* start *

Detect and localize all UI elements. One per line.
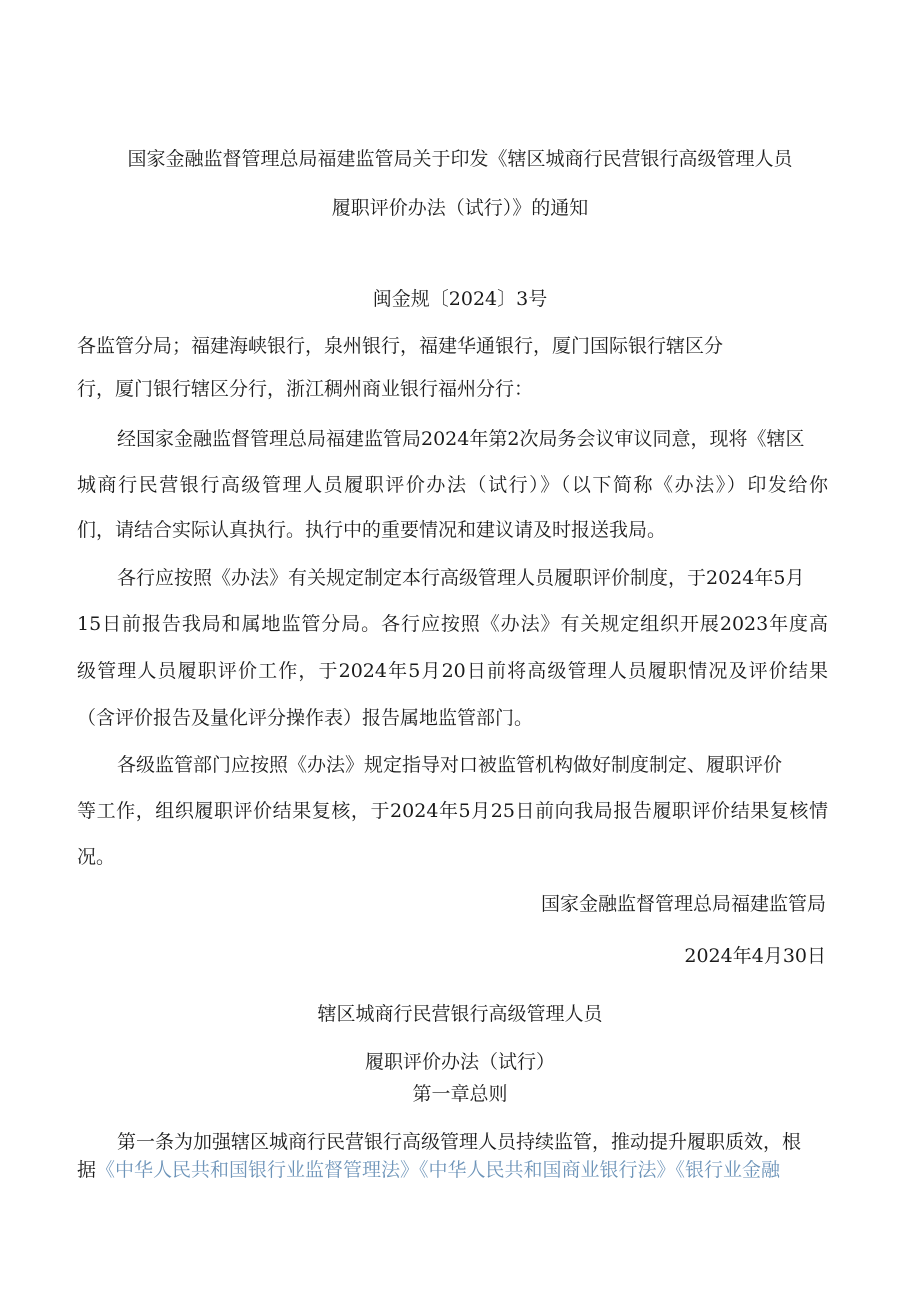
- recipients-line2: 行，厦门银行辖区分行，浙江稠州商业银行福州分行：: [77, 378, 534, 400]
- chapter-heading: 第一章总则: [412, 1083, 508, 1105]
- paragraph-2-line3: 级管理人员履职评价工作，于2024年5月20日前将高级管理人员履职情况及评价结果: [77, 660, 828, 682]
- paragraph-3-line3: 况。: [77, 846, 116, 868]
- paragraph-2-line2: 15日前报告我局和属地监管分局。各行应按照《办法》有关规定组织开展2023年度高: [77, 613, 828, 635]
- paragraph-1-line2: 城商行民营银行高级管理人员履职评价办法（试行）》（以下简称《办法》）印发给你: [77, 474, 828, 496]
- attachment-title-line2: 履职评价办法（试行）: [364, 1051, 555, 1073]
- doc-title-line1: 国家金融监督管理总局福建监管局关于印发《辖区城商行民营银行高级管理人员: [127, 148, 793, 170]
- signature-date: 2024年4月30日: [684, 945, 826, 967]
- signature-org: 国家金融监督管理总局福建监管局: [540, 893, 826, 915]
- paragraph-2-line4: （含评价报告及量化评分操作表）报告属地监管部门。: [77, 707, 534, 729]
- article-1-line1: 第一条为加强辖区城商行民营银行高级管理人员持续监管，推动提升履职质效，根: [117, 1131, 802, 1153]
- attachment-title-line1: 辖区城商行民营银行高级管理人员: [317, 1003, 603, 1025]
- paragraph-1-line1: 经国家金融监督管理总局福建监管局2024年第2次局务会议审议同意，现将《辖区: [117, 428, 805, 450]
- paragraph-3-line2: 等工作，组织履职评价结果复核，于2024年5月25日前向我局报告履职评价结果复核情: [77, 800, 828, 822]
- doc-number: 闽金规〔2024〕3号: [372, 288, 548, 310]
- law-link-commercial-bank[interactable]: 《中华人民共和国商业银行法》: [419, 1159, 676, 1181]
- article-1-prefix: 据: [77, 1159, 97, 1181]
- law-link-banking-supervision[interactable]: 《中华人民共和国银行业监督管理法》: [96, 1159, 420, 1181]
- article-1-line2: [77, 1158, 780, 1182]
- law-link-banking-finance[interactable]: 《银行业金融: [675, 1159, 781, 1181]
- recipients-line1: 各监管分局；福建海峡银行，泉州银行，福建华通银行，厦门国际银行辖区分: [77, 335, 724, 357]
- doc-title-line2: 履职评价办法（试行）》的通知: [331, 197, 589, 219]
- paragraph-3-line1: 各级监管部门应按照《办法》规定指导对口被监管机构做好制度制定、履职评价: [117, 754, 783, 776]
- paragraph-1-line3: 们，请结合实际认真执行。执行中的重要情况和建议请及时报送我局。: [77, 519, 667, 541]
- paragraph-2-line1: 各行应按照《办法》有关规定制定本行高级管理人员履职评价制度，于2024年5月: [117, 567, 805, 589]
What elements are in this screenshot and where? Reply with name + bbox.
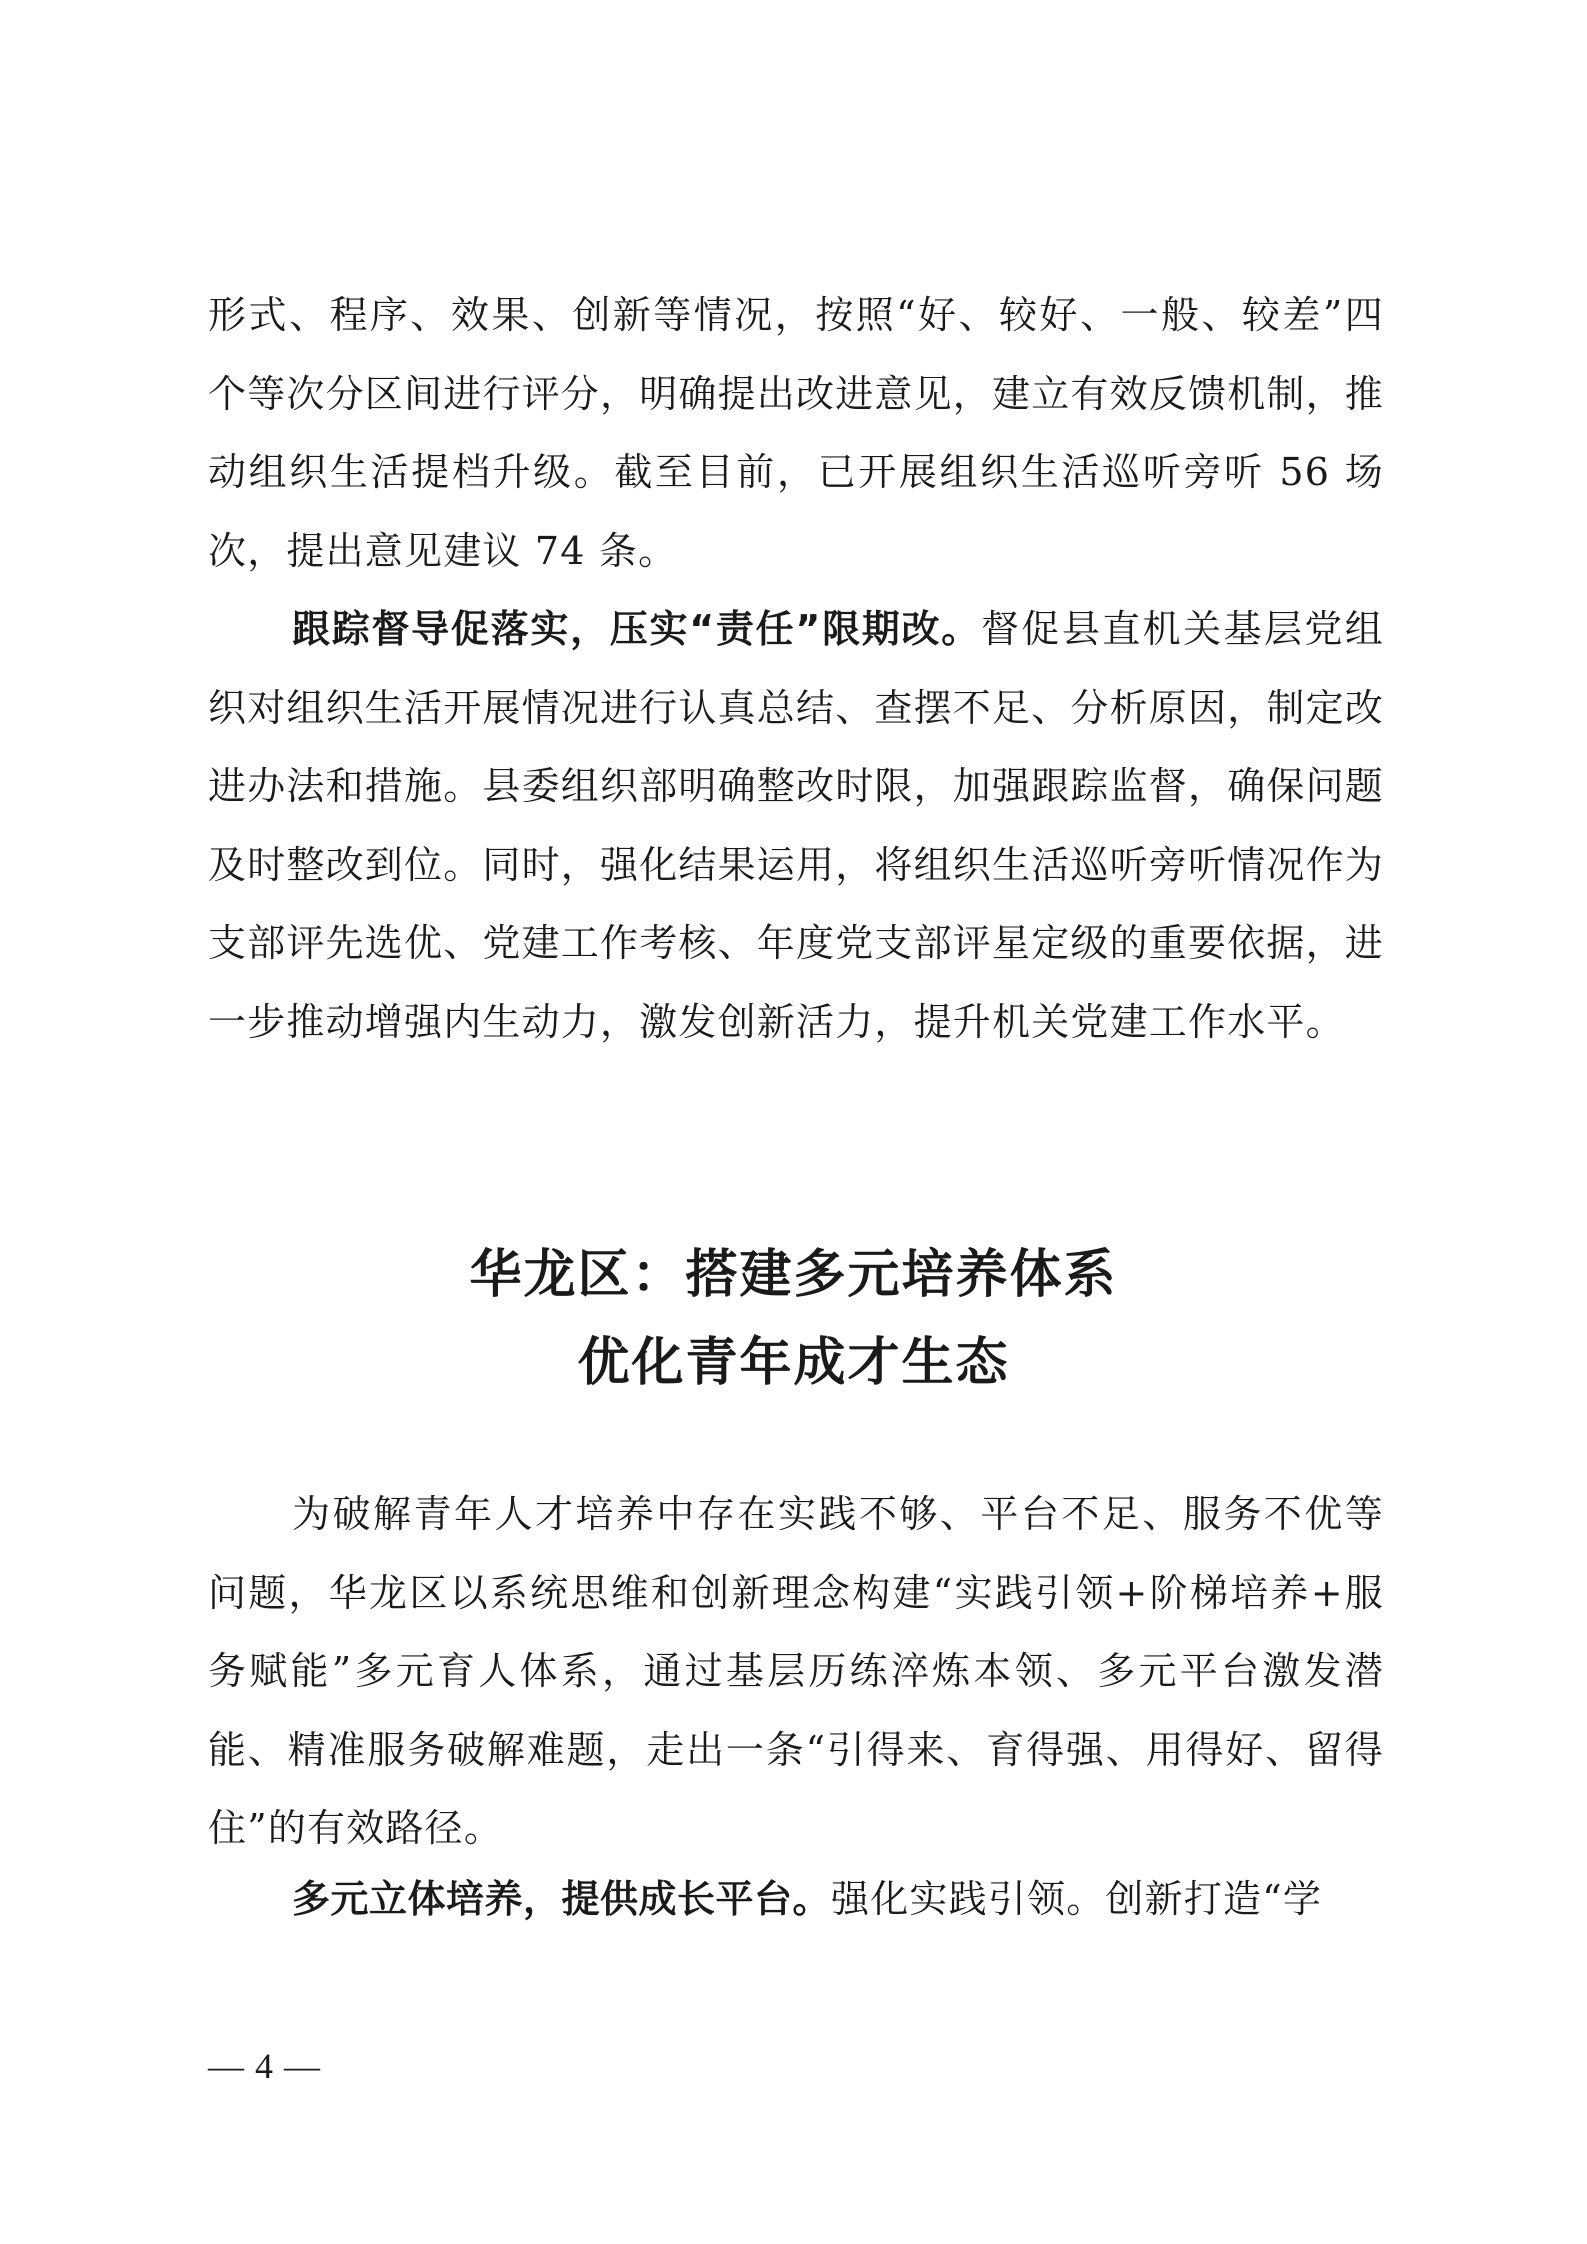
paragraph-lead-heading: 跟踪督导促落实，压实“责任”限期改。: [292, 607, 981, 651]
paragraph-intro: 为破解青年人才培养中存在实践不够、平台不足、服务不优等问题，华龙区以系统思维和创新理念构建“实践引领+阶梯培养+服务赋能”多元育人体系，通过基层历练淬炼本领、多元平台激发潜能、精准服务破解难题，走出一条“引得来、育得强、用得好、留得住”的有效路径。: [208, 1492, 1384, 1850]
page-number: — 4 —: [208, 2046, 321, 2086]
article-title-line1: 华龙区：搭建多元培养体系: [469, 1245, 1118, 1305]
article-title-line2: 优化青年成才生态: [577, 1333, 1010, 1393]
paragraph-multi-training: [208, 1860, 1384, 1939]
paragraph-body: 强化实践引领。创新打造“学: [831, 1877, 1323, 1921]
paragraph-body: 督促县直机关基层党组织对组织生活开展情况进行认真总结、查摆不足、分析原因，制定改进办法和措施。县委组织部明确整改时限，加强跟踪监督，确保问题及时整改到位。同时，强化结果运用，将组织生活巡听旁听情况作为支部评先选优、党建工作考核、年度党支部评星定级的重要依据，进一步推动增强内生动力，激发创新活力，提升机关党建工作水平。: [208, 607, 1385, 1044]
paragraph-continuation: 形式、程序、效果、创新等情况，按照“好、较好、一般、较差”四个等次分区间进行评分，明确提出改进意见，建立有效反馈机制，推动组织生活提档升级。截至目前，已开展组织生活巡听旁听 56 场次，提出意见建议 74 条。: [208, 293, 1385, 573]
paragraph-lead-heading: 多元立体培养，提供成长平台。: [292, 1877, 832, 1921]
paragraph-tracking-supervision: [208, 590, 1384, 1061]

* end *

• **STATED TASK**
Reproduce every line of the material above word for word, and leave out the pictures.

• **TASK SOLUTION**
Detect and localize all UI elements. One per line.
- recipients-line2: 行，厦门银行辖区分行，浙江稠州商业银行福州分行：: [77, 378, 534, 400]
- chapter-heading: 第一章总则: [412, 1083, 508, 1105]
- paragraph-2-line3: 级管理人员履职评价工作，于2024年5月20日前将高级管理人员履职情况及评价结果: [77, 660, 828, 682]
- paragraph-3-line3: 况。: [77, 846, 116, 868]
- paragraph-2-line2: 15日前报告我局和属地监管分局。各行应按照《办法》有关规定组织开展2023年度高: [77, 613, 828, 635]
- paragraph-1-line2: 城商行民营银行高级管理人员履职评价办法（试行）》（以下简称《办法》）印发给你: [77, 474, 828, 496]
- attachment-title-line2: 履职评价办法（试行）: [364, 1051, 555, 1073]
- doc-title-line1: 国家金融监督管理总局福建监管局关于印发《辖区城商行民营银行高级管理人员: [127, 148, 793, 170]
- signature-date: 2024年4月30日: [684, 945, 826, 967]
- signature-org: 国家金融监督管理总局福建监管局: [540, 893, 826, 915]
- paragraph-2-line4: （含评价报告及量化评分操作表）报告属地监管部门。: [77, 707, 534, 729]
- article-1-line1: 第一条为加强辖区城商行民营银行高级管理人员持续监管，推动提升履职质效，根: [117, 1131, 802, 1153]
- attachment-title-line1: 辖区城商行民营银行高级管理人员: [317, 1003, 603, 1025]
- paragraph-1-line1: 经国家金融监督管理总局福建监管局2024年第2次局务会议审议同意，现将《辖区: [117, 428, 805, 450]
- paragraph-3-line2: 等工作，组织履职评价结果复核，于2024年5月25日前向我局报告履职评价结果复核情: [77, 800, 828, 822]
- doc-number: 闽金规〔2024〕3号: [372, 288, 548, 310]
- law-link-commercial-bank[interactable]: 《中华人民共和国商业银行法》: [419, 1159, 676, 1181]
- article-1-prefix: 据: [77, 1159, 97, 1181]
- law-link-banking-supervision[interactable]: 《中华人民共和国银行业监督管理法》: [96, 1159, 420, 1181]
- article-1-line2: [77, 1158, 780, 1182]
- law-link-banking-finance[interactable]: 《银行业金融: [675, 1159, 781, 1181]
- recipients-line1: 各监管分局；福建海峡银行，泉州银行，福建华通银行，厦门国际银行辖区分: [77, 335, 724, 357]
- doc-title-line2: 履职评价办法（试行）》的通知: [331, 197, 589, 219]
- paragraph-3-line1: 各级监管部门应按照《办法》规定指导对口被监管机构做好制度制定、履职评价: [117, 754, 783, 776]
- paragraph-1-line3: 们，请结合实际认真执行。执行中的重要情况和建议请及时报送我局。: [77, 519, 667, 541]
- paragraph-2-line1: 各行应按照《办法》有关规定制定本行高级管理人员履职评价制度，于2024年5月: [117, 567, 805, 589]
What elements are in this screenshot and where? Reply with name + bbox.
paragraph-lead-heading: 跟踪督导促落实，压实“责任”限期改。: [292, 607, 981, 651]
paragraph-intro: 为破解青年人才培养中存在实践不够、平台不足、服务不优等问题，华龙区以系统思维和创新理念构建“实践引领+阶梯培养+服务赋能”多元育人体系，通过基层历练淬炼本领、多元平台激发潜能、精准服务破解难题，走出一条“引得来、育得强、用得好、留得住”的有效路径。: [208, 1492, 1384, 1850]
page-number: — 4 —: [208, 2046, 321, 2086]
article-title-line1: 华龙区：搭建多元培养体系: [469, 1245, 1118, 1305]
article-title-line2: 优化青年成才生态: [577, 1333, 1010, 1393]
paragraph-multi-training: [208, 1860, 1384, 1939]
paragraph-body: 强化实践引领。创新打造“学: [831, 1877, 1323, 1921]
paragraph-body: 督促县直机关基层党组织对组织生活开展情况进行认真总结、查摆不足、分析原因，制定改进办法和措施。县委组织部明确整改时限，加强跟踪监督，确保问题及时整改到位。同时，强化结果运用，将组织生活巡听旁听情况作为支部评先选优、党建工作考核、年度党支部评星定级的重要依据，进一步推动增强内生动力，激发创新活力，提升机关党建工作水平。: [208, 607, 1385, 1044]
paragraph-continuation: 形式、程序、效果、创新等情况，按照“好、较好、一般、较差”四个等次分区间进行评分，明确提出改进意见，建立有效反馈机制，推动组织生活提档升级。截至目前，已开展组织生活巡听旁听 56 场次，提出意见建议 74 条。: [208, 293, 1385, 573]
paragraph-lead-heading: 多元立体培养，提供成长平台。: [292, 1877, 832, 1921]
paragraph-tracking-supervision: [208, 590, 1384, 1061]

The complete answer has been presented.